Stated problem: Tell how many lines in these records contain the string "包装尺寸", with only the number as the reply.

Extracted records:
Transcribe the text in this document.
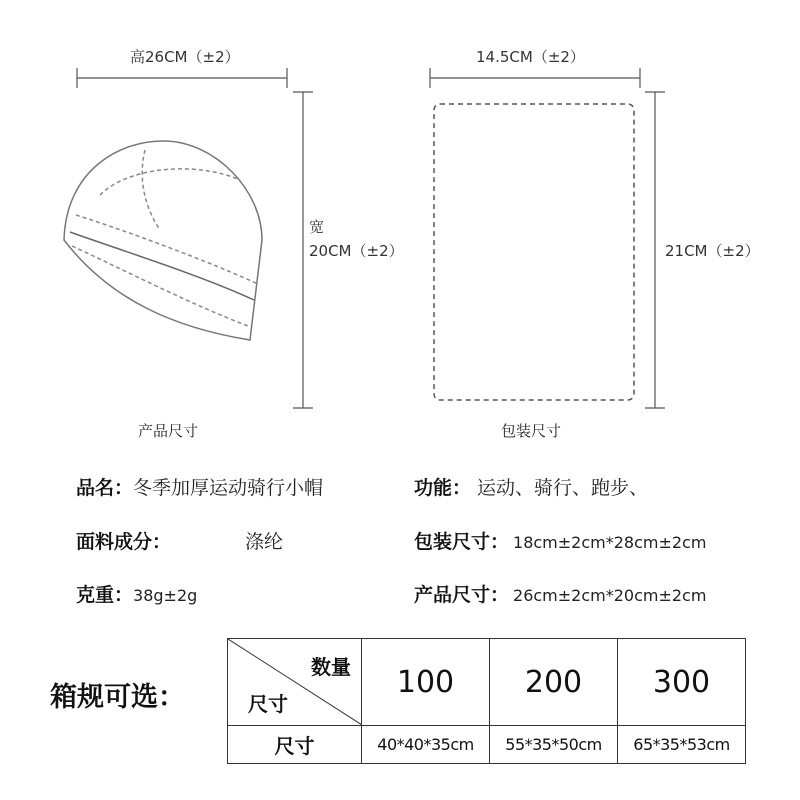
高26CM（±2）
宽
20CM（±2）
14.5CM（±2）
21CM（±2）
产品尺寸	包装尺寸
品名：冬季加厚运动骑行小帽	功能： 运动、骑行、跑步、
面料成分：	涤纶	包装尺寸： 18cm±2cm*28cm±2cm
克重：38g±2g	产品尺寸： 26cm±2cm*20cm±2cm
箱规可选：
数量
尺寸	100	200	300
尺寸	40*40*35cm	55*35*50cm	65*35*53cm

Result for this task: 2